-- begin Given records --
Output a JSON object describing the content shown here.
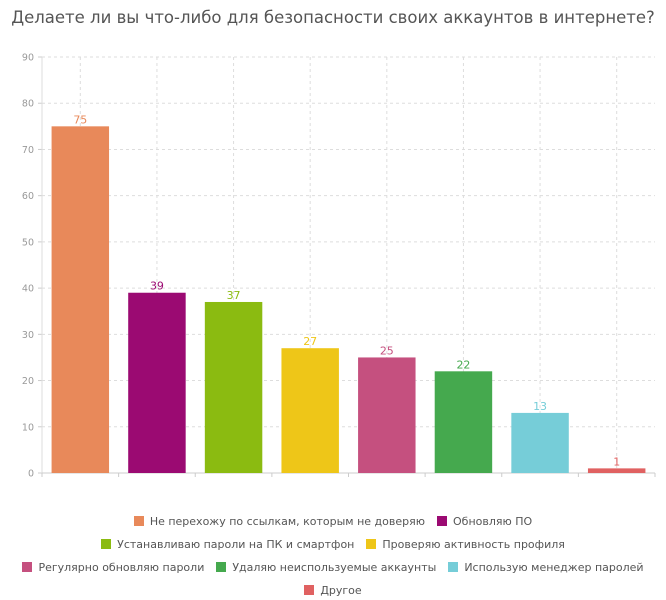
{
  "chart_data": {
    "type": "bar",
    "title": "Делаете ли вы что-либо для безопасности своих аккаунтов в интернете?",
    "categories": [
      "Не перехожу по ссылкам, которым не доверяю",
      "Обновляю ПО",
      "Устанавливаю пароли на ПК и смартфон",
      "Проверяю активность профиля",
      "Регулярно обновляю пароли",
      "Удаляю неиспользуемые аккаунты",
      "Использую менеджер паролей",
      "Другое"
    ],
    "values": [
      75,
      39,
      37,
      27,
      25,
      22,
      13,
      1
    ],
    "colors": [
      "#E8895A",
      "#9B0A72",
      "#8BBB11",
      "#EEC618",
      "#C5507F",
      "#45A94E",
      "#76CDD8",
      "#E06161"
    ],
    "ylim": [
      0,
      90
    ],
    "yticks": [
      0,
      10,
      20,
      30,
      40,
      50,
      60,
      70,
      80,
      90
    ],
    "grid": true,
    "legend": "bottom",
    "xlabel": "",
    "ylabel": ""
  }
}
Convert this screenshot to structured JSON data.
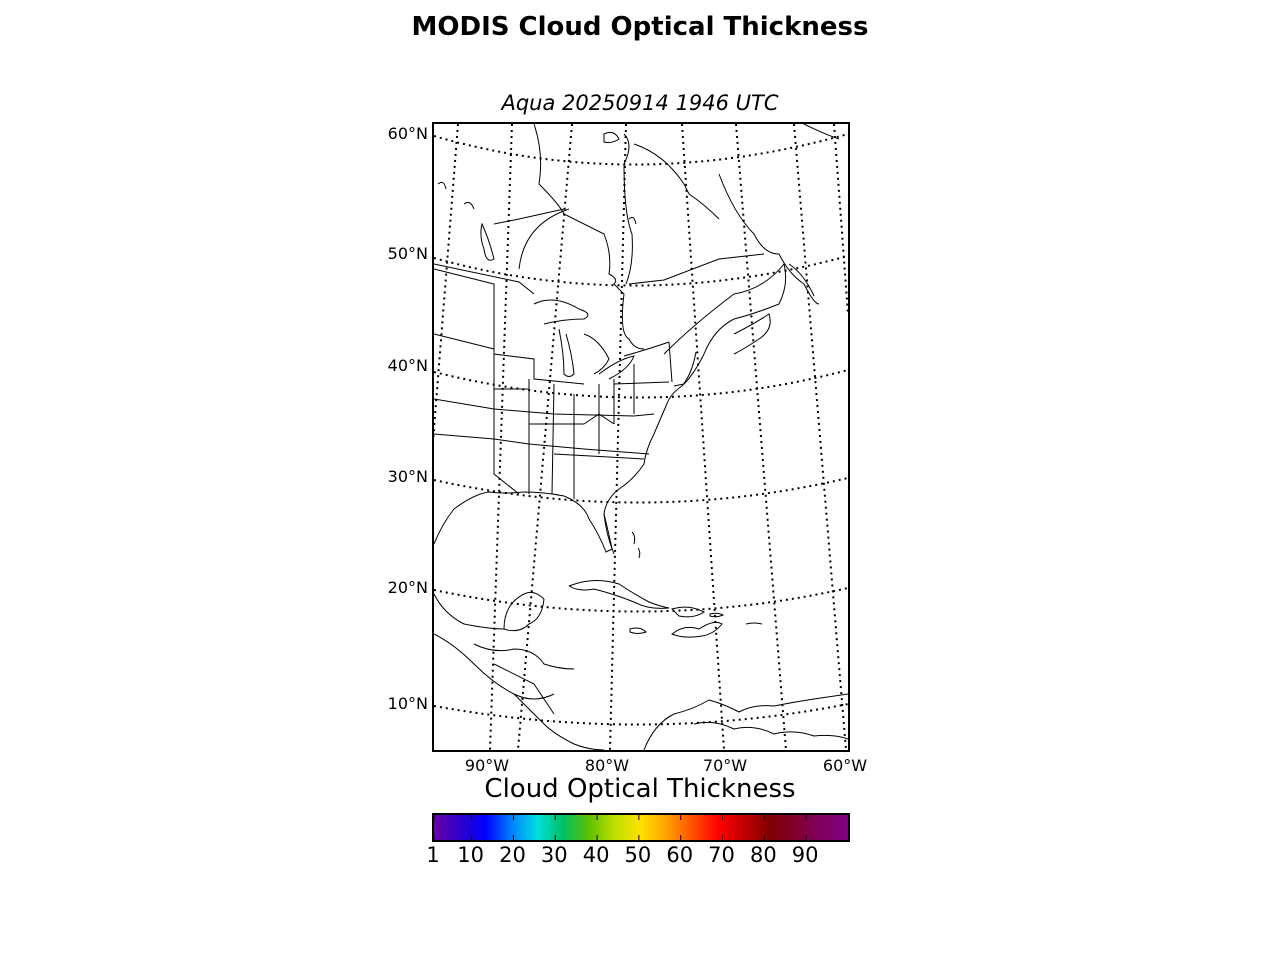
{
  "title": "MODIS Cloud Optical Thickness",
  "subtitle": "Aqua 20250914 1946 UTC",
  "map": {
    "lat_labels": [
      "60°N",
      "50°N",
      "40°N",
      "30°N",
      "20°N",
      "10°N"
    ],
    "lon_labels": [
      "90°W",
      "80°W",
      "70°W",
      "60°W"
    ],
    "graticule_style": "dotted",
    "features": [
      "coastlines",
      "country borders",
      "state borders"
    ]
  },
  "colorbar": {
    "label": "Cloud Optical Thickness",
    "ticks": [
      "1",
      "10",
      "20",
      "30",
      "40",
      "50",
      "60",
      "70",
      "80",
      "90"
    ],
    "range": [
      1,
      100
    ],
    "colors": [
      "#6b00a8",
      "#2d00c8",
      "#0000ff",
      "#0080ff",
      "#00e0e0",
      "#00c060",
      "#60c000",
      "#c0e000",
      "#ffe000",
      "#ffa000",
      "#ff5000",
      "#ff0000",
      "#c00000",
      "#800000",
      "#800030",
      "#800060",
      "#800080"
    ]
  }
}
-- end Given records --
Task directions: Leaving out every picture, extract verbatim the lines from the one containing "Convert this screenshot" through the last line of the listing, inclusive.

Solution for this problem:
Convert this screenshot to structured JSON data.
{
  "title": "MODIS Cloud Optical Thickness",
  "subtitle": "Aqua 20250914 1946 UTC",
  "map": {
    "lat_labels": [
      "60°N",
      "50°N",
      "40°N",
      "30°N",
      "20°N",
      "10°N"
    ],
    "lon_labels": [
      "90°W",
      "80°W",
      "70°W",
      "60°W"
    ],
    "graticule_style": "dotted",
    "features": [
      "coastlines",
      "country borders",
      "state borders"
    ]
  },
  "colorbar": {
    "label": "Cloud Optical Thickness",
    "ticks": [
      "1",
      "10",
      "20",
      "30",
      "40",
      "50",
      "60",
      "70",
      "80",
      "90"
    ],
    "range": [
      1,
      100
    ],
    "colors": [
      "#6b00a8",
      "#2d00c8",
      "#0000ff",
      "#0080ff",
      "#00e0e0",
      "#00c060",
      "#60c000",
      "#c0e000",
      "#ffe000",
      "#ffa000",
      "#ff5000",
      "#ff0000",
      "#c00000",
      "#800000",
      "#800030",
      "#800060",
      "#800080"
    ]
  }
}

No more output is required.